### TO DO
Print the entries verbatim, leaving out the images they contain.

-- Start of ENTRIES --

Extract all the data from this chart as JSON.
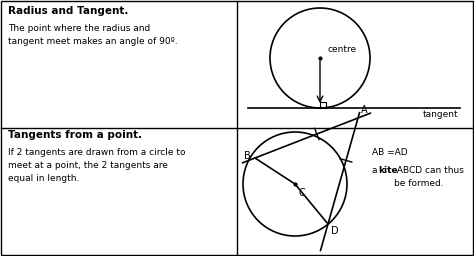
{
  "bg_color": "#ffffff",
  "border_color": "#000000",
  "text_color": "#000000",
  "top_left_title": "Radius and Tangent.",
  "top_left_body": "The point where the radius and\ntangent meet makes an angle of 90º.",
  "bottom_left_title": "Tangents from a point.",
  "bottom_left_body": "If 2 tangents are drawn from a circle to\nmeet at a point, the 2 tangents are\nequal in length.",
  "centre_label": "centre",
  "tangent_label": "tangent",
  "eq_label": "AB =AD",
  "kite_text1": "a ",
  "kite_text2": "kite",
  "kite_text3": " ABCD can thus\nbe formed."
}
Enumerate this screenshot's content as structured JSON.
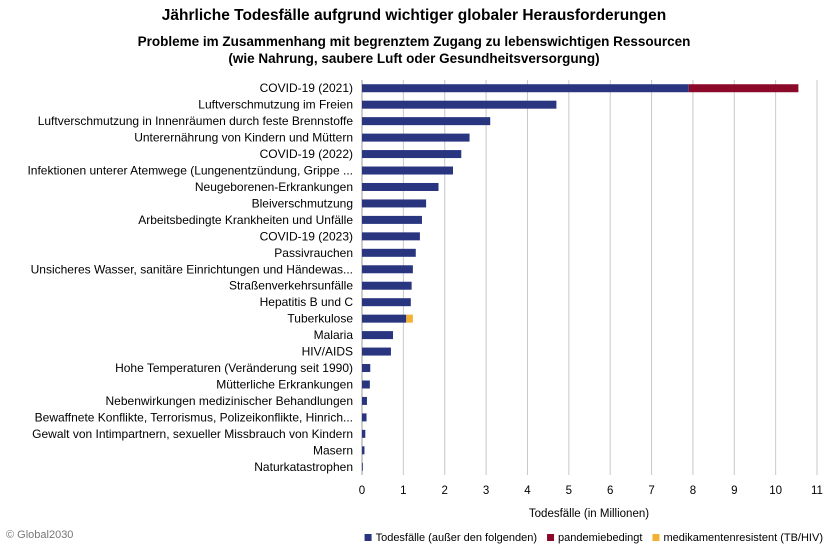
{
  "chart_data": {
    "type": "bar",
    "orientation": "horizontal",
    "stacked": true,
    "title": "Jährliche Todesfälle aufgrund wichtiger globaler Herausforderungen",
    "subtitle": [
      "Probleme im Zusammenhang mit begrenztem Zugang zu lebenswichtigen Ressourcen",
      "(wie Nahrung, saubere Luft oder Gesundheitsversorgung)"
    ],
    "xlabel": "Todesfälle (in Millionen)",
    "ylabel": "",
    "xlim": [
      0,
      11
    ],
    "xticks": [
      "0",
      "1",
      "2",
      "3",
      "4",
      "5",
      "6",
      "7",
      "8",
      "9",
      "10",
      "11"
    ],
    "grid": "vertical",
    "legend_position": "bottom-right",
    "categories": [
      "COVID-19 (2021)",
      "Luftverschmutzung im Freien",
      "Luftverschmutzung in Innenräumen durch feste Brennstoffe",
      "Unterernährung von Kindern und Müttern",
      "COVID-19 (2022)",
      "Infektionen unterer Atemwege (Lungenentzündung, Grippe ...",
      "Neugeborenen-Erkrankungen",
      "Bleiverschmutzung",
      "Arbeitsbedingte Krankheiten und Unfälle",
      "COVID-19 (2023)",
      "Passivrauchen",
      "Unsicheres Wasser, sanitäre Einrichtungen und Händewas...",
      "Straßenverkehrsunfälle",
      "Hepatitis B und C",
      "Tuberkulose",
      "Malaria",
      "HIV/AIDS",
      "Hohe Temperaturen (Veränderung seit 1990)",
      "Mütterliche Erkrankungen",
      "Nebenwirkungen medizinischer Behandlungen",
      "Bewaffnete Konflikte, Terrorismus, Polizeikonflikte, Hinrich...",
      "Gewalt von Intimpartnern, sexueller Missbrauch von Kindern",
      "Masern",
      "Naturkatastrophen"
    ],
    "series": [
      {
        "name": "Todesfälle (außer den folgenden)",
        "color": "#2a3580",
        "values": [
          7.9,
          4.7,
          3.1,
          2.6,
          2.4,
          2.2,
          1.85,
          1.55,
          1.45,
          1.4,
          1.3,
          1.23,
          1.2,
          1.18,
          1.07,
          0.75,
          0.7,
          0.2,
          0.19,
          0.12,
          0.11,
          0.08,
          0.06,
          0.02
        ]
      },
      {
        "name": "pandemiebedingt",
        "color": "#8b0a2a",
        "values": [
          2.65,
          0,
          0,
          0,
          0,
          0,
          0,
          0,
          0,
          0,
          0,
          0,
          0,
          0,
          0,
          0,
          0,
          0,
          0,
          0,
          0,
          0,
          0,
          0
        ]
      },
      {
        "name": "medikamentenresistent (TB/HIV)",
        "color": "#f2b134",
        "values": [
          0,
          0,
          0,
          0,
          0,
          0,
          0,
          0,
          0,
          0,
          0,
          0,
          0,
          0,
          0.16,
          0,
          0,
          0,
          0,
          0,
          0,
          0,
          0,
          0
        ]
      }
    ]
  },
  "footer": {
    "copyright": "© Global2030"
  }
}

-- End of ENTRIES --

### RESPONSE FOR THIS EXERCISE
Extract all the data from this chart as JSON.
{
  "bg_color": "#ffffff",
  "border_color": "#000000",
  "text_color": "#000000",
  "top_left_title": "Radius and Tangent.",
  "top_left_body": "The point where the radius and\ntangent meet makes an angle of 90º.",
  "bottom_left_title": "Tangents from a point.",
  "bottom_left_body": "If 2 tangents are drawn from a circle to\nmeet at a point, the 2 tangents are\nequal in length.",
  "centre_label": "centre",
  "tangent_label": "tangent",
  "eq_label": "AB =AD",
  "kite_text1": "a ",
  "kite_text2": "kite",
  "kite_text3": " ABCD can thus\nbe formed."
}
Enumerate this screenshot's content as structured JSON.
{
  "chart_data": {
    "type": "bar",
    "orientation": "horizontal",
    "stacked": true,
    "title": "Jährliche Todesfälle aufgrund wichtiger globaler Herausforderungen",
    "subtitle": [
      "Probleme im Zusammenhang mit begrenztem Zugang zu lebenswichtigen Ressourcen",
      "(wie Nahrung, saubere Luft oder Gesundheitsversorgung)"
    ],
    "xlabel": "Todesfälle (in Millionen)",
    "ylabel": "",
    "xlim": [
      0,
      11
    ],
    "xticks": [
      "0",
      "1",
      "2",
      "3",
      "4",
      "5",
      "6",
      "7",
      "8",
      "9",
      "10",
      "11"
    ],
    "grid": "vertical",
    "legend_position": "bottom-right",
    "categories": [
      "COVID-19 (2021)",
      "Luftverschmutzung im Freien",
      "Luftverschmutzung in Innenräumen durch feste Brennstoffe",
      "Unterernährung von Kindern und Müttern",
      "COVID-19 (2022)",
      "Infektionen unterer Atemwege (Lungenentzündung, Grippe ...",
      "Neugeborenen-Erkrankungen",
      "Bleiverschmutzung",
      "Arbeitsbedingte Krankheiten und Unfälle",
      "COVID-19 (2023)",
      "Passivrauchen",
      "Unsicheres Wasser, sanitäre Einrichtungen und Händewas...",
      "Straßenverkehrsunfälle",
      "Hepatitis B und C",
      "Tuberkulose",
      "Malaria",
      "HIV/AIDS",
      "Hohe Temperaturen (Veränderung seit 1990)",
      "Mütterliche Erkrankungen",
      "Nebenwirkungen medizinischer Behandlungen",
      "Bewaffnete Konflikte, Terrorismus, Polizeikonflikte, Hinrich...",
      "Gewalt von Intimpartnern, sexueller Missbrauch von Kindern",
      "Masern",
      "Naturkatastrophen"
    ],
    "series": [
      {
        "name": "Todesfälle (außer den folgenden)",
        "color": "#2a3580",
        "values": [
          7.9,
          4.7,
          3.1,
          2.6,
          2.4,
          2.2,
          1.85,
          1.55,
          1.45,
          1.4,
          1.3,
          1.23,
          1.2,
          1.18,
          1.07,
          0.75,
          0.7,
          0.2,
          0.19,
          0.12,
          0.11,
          0.08,
          0.06,
          0.02
        ]
      },
      {
        "name": "pandemiebedingt",
        "color": "#8b0a2a",
        "values": [
          2.65,
          0,
          0,
          0,
          0,
          0,
          0,
          0,
          0,
          0,
          0,
          0,
          0,
          0,
          0,
          0,
          0,
          0,
          0,
          0,
          0,
          0,
          0,
          0
        ]
      },
      {
        "name": "medikamentenresistent (TB/HIV)",
        "color": "#f2b134",
        "values": [
          0,
          0,
          0,
          0,
          0,
          0,
          0,
          0,
          0,
          0,
          0,
          0,
          0,
          0,
          0.16,
          0,
          0,
          0,
          0,
          0,
          0,
          0,
          0,
          0
        ]
      }
    ]
  },
  "footer": {
    "copyright": "© Global2030"
  }
}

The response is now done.